- **Task requirements**
Repeat the records in full and exactly, omitting pictures.

──────────

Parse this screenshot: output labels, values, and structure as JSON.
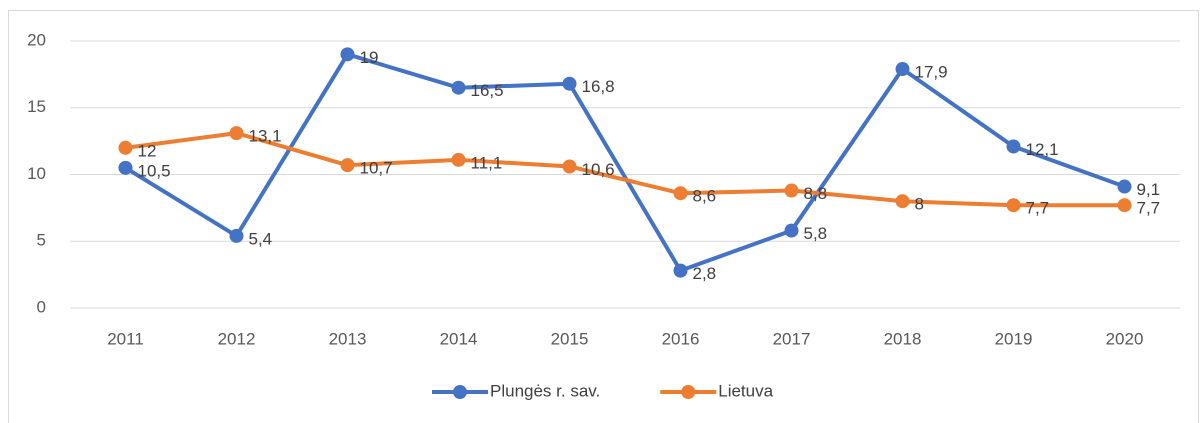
{
  "chart_data": {
    "type": "line",
    "categories": [
      "2011",
      "2012",
      "2013",
      "2014",
      "2015",
      "2016",
      "2017",
      "2018",
      "2019",
      "2020"
    ],
    "series": [
      {
        "name": "Plungės r. sav.",
        "color": "#4472c4",
        "values": [
          10.5,
          5.4,
          19,
          16.5,
          16.8,
          2.8,
          5.8,
          17.9,
          12.1,
          9.1
        ],
        "value_labels": [
          "10,5",
          "5,4",
          "19",
          "16,5",
          "16,8",
          "2,8",
          "5,8",
          "17,9",
          "12,1",
          "9,1"
        ]
      },
      {
        "name": "Lietuva",
        "color": "#ed7d31",
        "values": [
          12,
          13.1,
          10.7,
          11.1,
          10.6,
          8.6,
          8.8,
          8,
          7.7,
          7.7
        ],
        "value_labels": [
          "12",
          "13,1",
          "10,7",
          "11,1",
          "10,6",
          "8,6",
          "8,8",
          "8",
          "7,7",
          "7,7"
        ]
      }
    ],
    "ylim": [
      0,
      20
    ],
    "yticks": [
      0,
      5,
      10,
      15,
      20
    ],
    "grid": true,
    "legend": "bottom"
  }
}
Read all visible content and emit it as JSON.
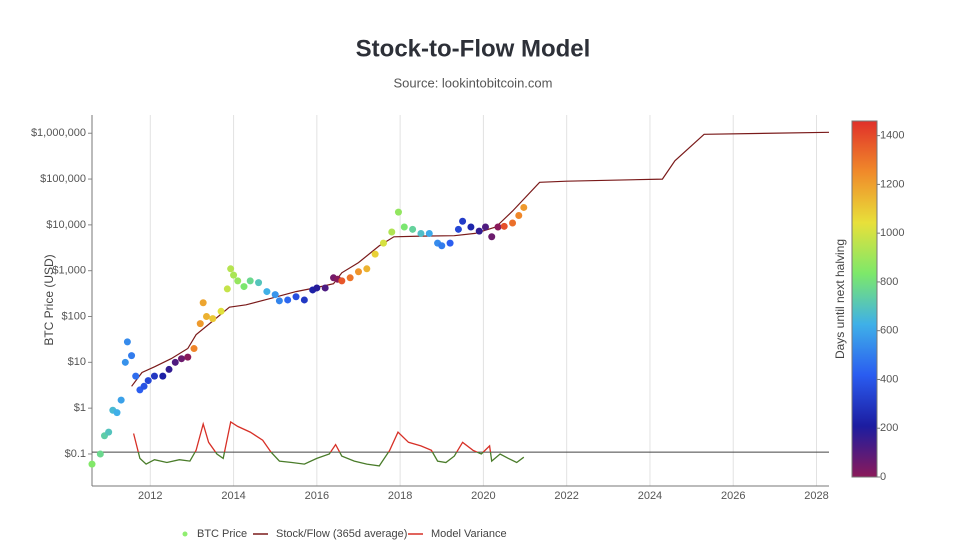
{
  "chart_data": {
    "type": "scatter",
    "title": "Stock-to-Flow Model",
    "subtitle": "Source: lookintobitcoin.com",
    "y_label": "BTC Price (USD)",
    "log_y": true,
    "grid": "x",
    "legend": "bottom",
    "xlim": [
      2010.6,
      2028.3
    ],
    "xticks": [
      2012,
      2014,
      2016,
      2018,
      2020,
      2022,
      2024,
      2026,
      2028
    ],
    "ylim": [
      0.02,
      2500000
    ],
    "yticks": [
      {
        "value": 0.1,
        "label": "$0.1"
      },
      {
        "value": 1,
        "label": "$1"
      },
      {
        "value": 10,
        "label": "$10"
      },
      {
        "value": 100,
        "label": "$100"
      },
      {
        "value": 1000,
        "label": "$1,000"
      },
      {
        "value": 10000,
        "label": "$10,000"
      },
      {
        "value": 100000,
        "label": "$100,000"
      },
      {
        "value": 1000000,
        "label": "$1,000,000"
      }
    ],
    "colorbar": {
      "title": "Days until next halving",
      "clim": [
        0,
        1460
      ],
      "ticks": [
        0,
        200,
        400,
        600,
        800,
        1000,
        1200,
        1400
      ],
      "colorscale": [
        "#8b1a5a",
        "#1c1ca0",
        "#2a5cf0",
        "#3fb0e8",
        "#7de86a",
        "#e8e03a",
        "#f08a2a",
        "#e0302a"
      ]
    },
    "baseline": 0.11,
    "series": [
      {
        "name": "BTC Price",
        "kind": "scatter",
        "color": "#90ee70",
        "x": [
          2010.6,
          2010.8,
          2010.9,
          2011.0,
          2011.1,
          2011.2,
          2011.3,
          2011.4,
          2011.45,
          2011.55,
          2011.65,
          2011.75,
          2011.85,
          2011.95,
          2012.1,
          2012.3,
          2012.45,
          2012.6,
          2012.75,
          2012.9,
          2013.05,
          2013.2,
          2013.27,
          2013.35,
          2013.5,
          2013.7,
          2013.85,
          2013.93,
          2014.0,
          2014.1,
          2014.25,
          2014.4,
          2014.6,
          2014.8,
          2015.0,
          2015.1,
          2015.3,
          2015.5,
          2015.7,
          2015.9,
          2016.0,
          2016.2,
          2016.4,
          2016.5,
          2016.6,
          2016.8,
          2017.0,
          2017.2,
          2017.4,
          2017.6,
          2017.8,
          2017.96,
          2018.1,
          2018.3,
          2018.5,
          2018.7,
          2018.9,
          2019.0,
          2019.2,
          2019.4,
          2019.5,
          2019.7,
          2019.9,
          2020.05,
          2020.2,
          2020.35,
          2020.5,
          2020.7,
          2020.85,
          2020.97
        ],
        "values": [
          0.06,
          0.1,
          0.25,
          0.3,
          0.9,
          0.8,
          1.5,
          10,
          28,
          14,
          5,
          2.5,
          3,
          4,
          5,
          5,
          7,
          10,
          12,
          13,
          20,
          70,
          200,
          100,
          90,
          130,
          400,
          1100,
          800,
          600,
          450,
          600,
          550,
          350,
          300,
          220,
          230,
          270,
          230,
          380,
          420,
          420,
          700,
          650,
          600,
          700,
          950,
          1100,
          2300,
          4000,
          7000,
          19000,
          9000,
          8000,
          6500,
          6500,
          4000,
          3500,
          4000,
          8000,
          12000,
          9000,
          7300,
          9000,
          5500,
          9000,
          9300,
          11000,
          16000,
          24000
        ],
        "days": [
          843,
          774,
          734,
          697,
          661,
          624,
          588,
          551,
          533,
          496,
          460,
          423,
          387,
          350,
          296,
          223,
          168,
          113,
          58,
          4,
          1264,
          1212,
          1186,
          1157,
          1102,
          1029,
          975,
          945,
          920,
          883,
          829,
          774,
          701,
          628,
          555,
          518,
          445,
          372,
          299,
          226,
          190,
          117,
          44,
          7,
          1372,
          1299,
          1226,
          1153,
          1080,
          1007,
          934,
          876,
          825,
          752,
          679,
          606,
          533,
          496,
          423,
          350,
          314,
          241,
          168,
          113,
          58,
          4,
          1387,
          1314,
          1259,
          1215
        ]
      },
      {
        "name": "Stock/Flow (365d average)",
        "kind": "line",
        "color": "#7a1a1a",
        "x": [
          2011.55,
          2011.8,
          2012.1,
          2012.5,
          2012.9,
          2013.1,
          2013.5,
          2013.9,
          2014.3,
          2014.9,
          2015.5,
          2016.0,
          2016.4,
          2016.6,
          2017.0,
          2017.5,
          2017.85,
          2018.5,
          2019.3,
          2019.8,
          2020.3,
          2020.7,
          2021.35,
          2022.0,
          2024.3,
          2024.6,
          2025.3,
          2028.3
        ],
        "values": [
          3,
          6,
          8,
          12,
          20,
          40,
          80,
          160,
          180,
          250,
          350,
          430,
          520,
          900,
          1500,
          3500,
          5500,
          5700,
          5800,
          6500,
          9000,
          20000,
          85000,
          90000,
          100000,
          250000,
          950000,
          1050000
        ]
      },
      {
        "name": "Model Variance",
        "kind": "variance",
        "color": "#d73027",
        "below_color": "#4a7c2a",
        "x": [
          2011.6,
          2011.75,
          2011.9,
          2012.1,
          2012.4,
          2012.7,
          2012.95,
          2013.1,
          2013.27,
          2013.4,
          2013.6,
          2013.75,
          2013.93,
          2014.1,
          2014.4,
          2014.7,
          2014.9,
          2015.1,
          2015.4,
          2015.7,
          2016.0,
          2016.3,
          2016.45,
          2016.6,
          2016.9,
          2017.2,
          2017.5,
          2017.75,
          2017.95,
          2018.2,
          2018.5,
          2018.75,
          2018.9,
          2019.1,
          2019.3,
          2019.5,
          2019.75,
          2019.95,
          2020.15,
          2020.2,
          2020.4,
          2020.6,
          2020.8,
          2020.97
        ],
        "values": [
          0.28,
          0.08,
          0.06,
          0.075,
          0.065,
          0.075,
          0.07,
          0.12,
          0.45,
          0.18,
          0.1,
          0.08,
          0.5,
          0.4,
          0.3,
          0.2,
          0.11,
          0.07,
          0.065,
          0.06,
          0.08,
          0.1,
          0.16,
          0.09,
          0.07,
          0.06,
          0.055,
          0.12,
          0.3,
          0.18,
          0.15,
          0.12,
          0.07,
          0.065,
          0.09,
          0.18,
          0.12,
          0.1,
          0.15,
          0.07,
          0.1,
          0.08,
          0.065,
          0.085
        ]
      }
    ]
  }
}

──────────

- **Result**
Parse this screenshot: output labels, values, and structure as JSON.
{
  "chart_data": {
    "type": "line",
    "categories": [
      "2011",
      "2012",
      "2013",
      "2014",
      "2015",
      "2016",
      "2017",
      "2018",
      "2019",
      "2020"
    ],
    "series": [
      {
        "name": "Plungės r. sav.",
        "color": "#4472c4",
        "values": [
          10.5,
          5.4,
          19,
          16.5,
          16.8,
          2.8,
          5.8,
          17.9,
          12.1,
          9.1
        ],
        "value_labels": [
          "10,5",
          "5,4",
          "19",
          "16,5",
          "16,8",
          "2,8",
          "5,8",
          "17,9",
          "12,1",
          "9,1"
        ]
      },
      {
        "name": "Lietuva",
        "color": "#ed7d31",
        "values": [
          12,
          13.1,
          10.7,
          11.1,
          10.6,
          8.6,
          8.8,
          8,
          7.7,
          7.7
        ],
        "value_labels": [
          "12",
          "13,1",
          "10,7",
          "11,1",
          "10,6",
          "8,6",
          "8,8",
          "8",
          "7,7",
          "7,7"
        ]
      }
    ],
    "ylim": [
      0,
      20
    ],
    "yticks": [
      0,
      5,
      10,
      15,
      20
    ],
    "grid": true,
    "legend": "bottom"
  }
}
Read all visible content and emit it as JSON.
{
  "chart_data": {
    "type": "scatter",
    "title": "Stock-to-Flow Model",
    "subtitle": "Source: lookintobitcoin.com",
    "y_label": "BTC Price (USD)",
    "log_y": true,
    "grid": "x",
    "legend": "bottom",
    "xlim": [
      2010.6,
      2028.3
    ],
    "xticks": [
      2012,
      2014,
      2016,
      2018,
      2020,
      2022,
      2024,
      2026,
      2028
    ],
    "ylim": [
      0.02,
      2500000
    ],
    "yticks": [
      {
        "value": 0.1,
        "label": "$0.1"
      },
      {
        "value": 1,
        "label": "$1"
      },
      {
        "value": 10,
        "label": "$10"
      },
      {
        "value": 100,
        "label": "$100"
      },
      {
        "value": 1000,
        "label": "$1,000"
      },
      {
        "value": 10000,
        "label": "$10,000"
      },
      {
        "value": 100000,
        "label": "$100,000"
      },
      {
        "value": 1000000,
        "label": "$1,000,000"
      }
    ],
    "colorbar": {
      "title": "Days until next halving",
      "clim": [
        0,
        1460
      ],
      "ticks": [
        0,
        200,
        400,
        600,
        800,
        1000,
        1200,
        1400
      ],
      "colorscale": [
        "#8b1a5a",
        "#1c1ca0",
        "#2a5cf0",
        "#3fb0e8",
        "#7de86a",
        "#e8e03a",
        "#f08a2a",
        "#e0302a"
      ]
    },
    "baseline": 0.11,
    "series": [
      {
        "name": "BTC Price",
        "kind": "scatter",
        "color": "#90ee70",
        "x": [
          2010.6,
          2010.8,
          2010.9,
          2011.0,
          2011.1,
          2011.2,
          2011.3,
          2011.4,
          2011.45,
          2011.55,
          2011.65,
          2011.75,
          2011.85,
          2011.95,
          2012.1,
          2012.3,
          2012.45,
          2012.6,
          2012.75,
          2012.9,
          2013.05,
          2013.2,
          2013.27,
          2013.35,
          2013.5,
          2013.7,
          2013.85,
          2013.93,
          2014.0,
          2014.1,
          2014.25,
          2014.4,
          2014.6,
          2014.8,
          2015.0,
          2015.1,
          2015.3,
          2015.5,
          2015.7,
          2015.9,
          2016.0,
          2016.2,
          2016.4,
          2016.5,
          2016.6,
          2016.8,
          2017.0,
          2017.2,
          2017.4,
          2017.6,
          2017.8,
          2017.96,
          2018.1,
          2018.3,
          2018.5,
          2018.7,
          2018.9,
          2019.0,
          2019.2,
          2019.4,
          2019.5,
          2019.7,
          2019.9,
          2020.05,
          2020.2,
          2020.35,
          2020.5,
          2020.7,
          2020.85,
          2020.97
        ],
        "values": [
          0.06,
          0.1,
          0.25,
          0.3,
          0.9,
          0.8,
          1.5,
          10,
          28,
          14,
          5,
          2.5,
          3,
          4,
          5,
          5,
          7,
          10,
          12,
          13,
          20,
          70,
          200,
          100,
          90,
          130,
          400,
          1100,
          800,
          600,
          450,
          600,
          550,
          350,
          300,
          220,
          230,
          270,
          230,
          380,
          420,
          420,
          700,
          650,
          600,
          700,
          950,
          1100,
          2300,
          4000,
          7000,
          19000,
          9000,
          8000,
          6500,
          6500,
          4000,
          3500,
          4000,
          8000,
          12000,
          9000,
          7300,
          9000,
          5500,
          9000,
          9300,
          11000,
          16000,
          24000
        ],
        "days": [
          843,
          774,
          734,
          697,
          661,
          624,
          588,
          551,
          533,
          496,
          460,
          423,
          387,
          350,
          296,
          223,
          168,
          113,
          58,
          4,
          1264,
          1212,
          1186,
          1157,
          1102,
          1029,
          975,
          945,
          920,
          883,
          829,
          774,
          701,
          628,
          555,
          518,
          445,
          372,
          299,
          226,
          190,
          117,
          44,
          7,
          1372,
          1299,
          1226,
          1153,
          1080,
          1007,
          934,
          876,
          825,
          752,
          679,
          606,
          533,
          496,
          423,
          350,
          314,
          241,
          168,
          113,
          58,
          4,
          1387,
          1314,
          1259,
          1215
        ]
      },
      {
        "name": "Stock/Flow (365d average)",
        "kind": "line",
        "color": "#7a1a1a",
        "x": [
          2011.55,
          2011.8,
          2012.1,
          2012.5,
          2012.9,
          2013.1,
          2013.5,
          2013.9,
          2014.3,
          2014.9,
          2015.5,
          2016.0,
          2016.4,
          2016.6,
          2017.0,
          2017.5,
          2017.85,
          2018.5,
          2019.3,
          2019.8,
          2020.3,
          2020.7,
          2021.35,
          2022.0,
          2024.3,
          2024.6,
          2025.3,
          2028.3
        ],
        "values": [
          3,
          6,
          8,
          12,
          20,
          40,
          80,
          160,
          180,
          250,
          350,
          430,
          520,
          900,
          1500,
          3500,
          5500,
          5700,
          5800,
          6500,
          9000,
          20000,
          85000,
          90000,
          100000,
          250000,
          950000,
          1050000
        ]
      },
      {
        "name": "Model Variance",
        "kind": "variance",
        "color": "#d73027",
        "below_color": "#4a7c2a",
        "x": [
          2011.6,
          2011.75,
          2011.9,
          2012.1,
          2012.4,
          2012.7,
          2012.95,
          2013.1,
          2013.27,
          2013.4,
          2013.6,
          2013.75,
          2013.93,
          2014.1,
          2014.4,
          2014.7,
          2014.9,
          2015.1,
          2015.4,
          2015.7,
          2016.0,
          2016.3,
          2016.45,
          2016.6,
          2016.9,
          2017.2,
          2017.5,
          2017.75,
          2017.95,
          2018.2,
          2018.5,
          2018.75,
          2018.9,
          2019.1,
          2019.3,
          2019.5,
          2019.75,
          2019.95,
          2020.15,
          2020.2,
          2020.4,
          2020.6,
          2020.8,
          2020.97
        ],
        "values": [
          0.28,
          0.08,
          0.06,
          0.075,
          0.065,
          0.075,
          0.07,
          0.12,
          0.45,
          0.18,
          0.1,
          0.08,
          0.5,
          0.4,
          0.3,
          0.2,
          0.11,
          0.07,
          0.065,
          0.06,
          0.08,
          0.1,
          0.16,
          0.09,
          0.07,
          0.06,
          0.055,
          0.12,
          0.3,
          0.18,
          0.15,
          0.12,
          0.07,
          0.065,
          0.09,
          0.18,
          0.12,
          0.1,
          0.15,
          0.07,
          0.1,
          0.08,
          0.065,
          0.085
        ]
      }
    ]
  }
}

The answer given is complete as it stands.